[Collected data]
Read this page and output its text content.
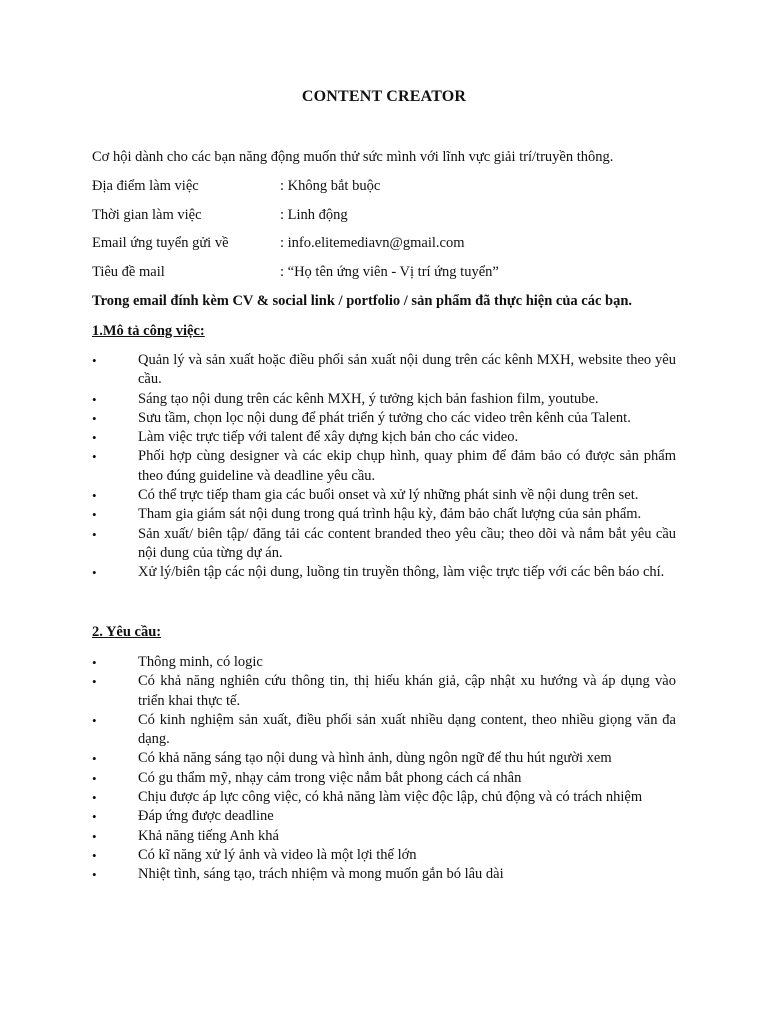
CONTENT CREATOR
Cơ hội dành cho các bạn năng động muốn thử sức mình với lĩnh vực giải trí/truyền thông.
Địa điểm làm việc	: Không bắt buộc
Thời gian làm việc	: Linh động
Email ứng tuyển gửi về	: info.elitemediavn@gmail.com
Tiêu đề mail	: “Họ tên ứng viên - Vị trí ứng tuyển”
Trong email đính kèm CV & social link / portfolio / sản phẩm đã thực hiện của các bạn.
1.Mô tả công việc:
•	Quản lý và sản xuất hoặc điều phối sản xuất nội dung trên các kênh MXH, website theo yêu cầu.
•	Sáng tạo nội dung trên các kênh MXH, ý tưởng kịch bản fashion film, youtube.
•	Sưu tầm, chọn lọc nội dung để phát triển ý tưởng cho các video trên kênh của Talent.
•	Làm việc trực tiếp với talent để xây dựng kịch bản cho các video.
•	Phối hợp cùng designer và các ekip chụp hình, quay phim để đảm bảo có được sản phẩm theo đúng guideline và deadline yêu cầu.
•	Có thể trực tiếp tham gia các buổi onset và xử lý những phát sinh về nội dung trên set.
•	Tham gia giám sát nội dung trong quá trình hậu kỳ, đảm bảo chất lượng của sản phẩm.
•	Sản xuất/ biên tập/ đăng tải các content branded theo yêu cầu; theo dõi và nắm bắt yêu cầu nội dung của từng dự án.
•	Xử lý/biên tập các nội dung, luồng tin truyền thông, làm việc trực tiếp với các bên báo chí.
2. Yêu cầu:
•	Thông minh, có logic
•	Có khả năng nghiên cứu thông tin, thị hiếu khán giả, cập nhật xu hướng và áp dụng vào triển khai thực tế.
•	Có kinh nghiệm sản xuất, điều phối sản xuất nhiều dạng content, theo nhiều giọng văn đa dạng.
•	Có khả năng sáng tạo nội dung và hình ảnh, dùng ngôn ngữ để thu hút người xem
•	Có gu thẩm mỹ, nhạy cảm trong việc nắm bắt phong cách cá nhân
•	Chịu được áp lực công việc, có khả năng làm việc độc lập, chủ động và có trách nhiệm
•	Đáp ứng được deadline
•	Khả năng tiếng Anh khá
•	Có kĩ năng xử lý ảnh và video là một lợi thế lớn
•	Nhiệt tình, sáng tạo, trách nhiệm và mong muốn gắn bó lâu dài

--

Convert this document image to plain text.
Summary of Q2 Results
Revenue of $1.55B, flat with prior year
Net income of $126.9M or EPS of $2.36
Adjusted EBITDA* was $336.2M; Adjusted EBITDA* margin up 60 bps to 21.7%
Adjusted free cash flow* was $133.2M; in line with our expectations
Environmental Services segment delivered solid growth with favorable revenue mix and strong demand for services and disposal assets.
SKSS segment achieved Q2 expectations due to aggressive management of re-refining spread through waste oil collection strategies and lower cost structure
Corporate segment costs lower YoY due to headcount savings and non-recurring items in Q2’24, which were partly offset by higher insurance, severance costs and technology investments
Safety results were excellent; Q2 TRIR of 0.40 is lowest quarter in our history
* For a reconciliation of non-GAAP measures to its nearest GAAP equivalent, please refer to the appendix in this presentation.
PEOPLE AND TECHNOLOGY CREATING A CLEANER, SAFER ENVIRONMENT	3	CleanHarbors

■ What the task requires: Using the listing above, pull out all lines that hold the word "nhiệm".

■ Full output:
•	Chịu được áp lực công việc, có khả năng làm việc độc lập, chủ động và có trách nhiệm
•	Nhiệt tình, sáng tạo, trách nhiệm và mong muốn gắn bó lâu dài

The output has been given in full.